Start of Recorded data

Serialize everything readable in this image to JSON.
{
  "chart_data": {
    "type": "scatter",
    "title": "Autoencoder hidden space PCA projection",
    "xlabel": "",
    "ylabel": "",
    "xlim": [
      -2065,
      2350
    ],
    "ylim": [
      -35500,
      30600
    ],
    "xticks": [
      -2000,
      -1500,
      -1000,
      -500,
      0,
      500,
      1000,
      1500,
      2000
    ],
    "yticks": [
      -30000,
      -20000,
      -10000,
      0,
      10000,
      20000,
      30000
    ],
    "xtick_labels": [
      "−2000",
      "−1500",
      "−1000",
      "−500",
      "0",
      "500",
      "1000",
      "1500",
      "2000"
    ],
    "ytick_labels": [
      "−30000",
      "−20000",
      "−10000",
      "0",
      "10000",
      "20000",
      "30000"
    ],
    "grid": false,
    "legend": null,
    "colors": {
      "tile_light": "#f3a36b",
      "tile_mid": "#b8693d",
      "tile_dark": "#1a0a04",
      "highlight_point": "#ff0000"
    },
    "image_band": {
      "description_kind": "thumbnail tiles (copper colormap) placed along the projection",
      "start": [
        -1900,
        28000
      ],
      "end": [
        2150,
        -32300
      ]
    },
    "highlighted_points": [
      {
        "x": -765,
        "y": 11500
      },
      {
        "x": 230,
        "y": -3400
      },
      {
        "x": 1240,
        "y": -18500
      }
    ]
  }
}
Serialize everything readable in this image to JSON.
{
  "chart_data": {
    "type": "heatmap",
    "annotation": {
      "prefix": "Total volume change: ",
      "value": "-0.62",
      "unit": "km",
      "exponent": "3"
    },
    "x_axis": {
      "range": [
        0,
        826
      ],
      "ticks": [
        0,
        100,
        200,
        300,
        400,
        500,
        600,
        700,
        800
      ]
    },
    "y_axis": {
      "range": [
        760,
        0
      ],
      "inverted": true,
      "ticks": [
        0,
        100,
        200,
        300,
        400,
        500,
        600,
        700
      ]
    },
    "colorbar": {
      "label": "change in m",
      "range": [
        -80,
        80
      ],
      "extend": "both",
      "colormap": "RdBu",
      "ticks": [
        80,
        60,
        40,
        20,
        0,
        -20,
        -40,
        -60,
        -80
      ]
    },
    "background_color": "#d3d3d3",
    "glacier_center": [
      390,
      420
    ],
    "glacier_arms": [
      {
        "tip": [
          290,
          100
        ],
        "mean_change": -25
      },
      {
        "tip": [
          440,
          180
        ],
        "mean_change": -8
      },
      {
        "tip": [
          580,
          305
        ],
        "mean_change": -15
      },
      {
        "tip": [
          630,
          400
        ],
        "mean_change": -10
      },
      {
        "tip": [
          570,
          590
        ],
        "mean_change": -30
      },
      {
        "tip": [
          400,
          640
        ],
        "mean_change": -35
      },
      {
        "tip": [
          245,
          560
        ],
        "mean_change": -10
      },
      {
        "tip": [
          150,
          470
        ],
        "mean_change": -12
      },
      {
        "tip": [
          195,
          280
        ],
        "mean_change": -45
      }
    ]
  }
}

End of Recorded data

**Exercise goal**
Pull out each line holding the string "projection".

**Answer to this problem**
    "title": "Autoencoder hidden space PCA projection",
      "description_kind": "thumbnail tiles (copper colormap) placed along the projection",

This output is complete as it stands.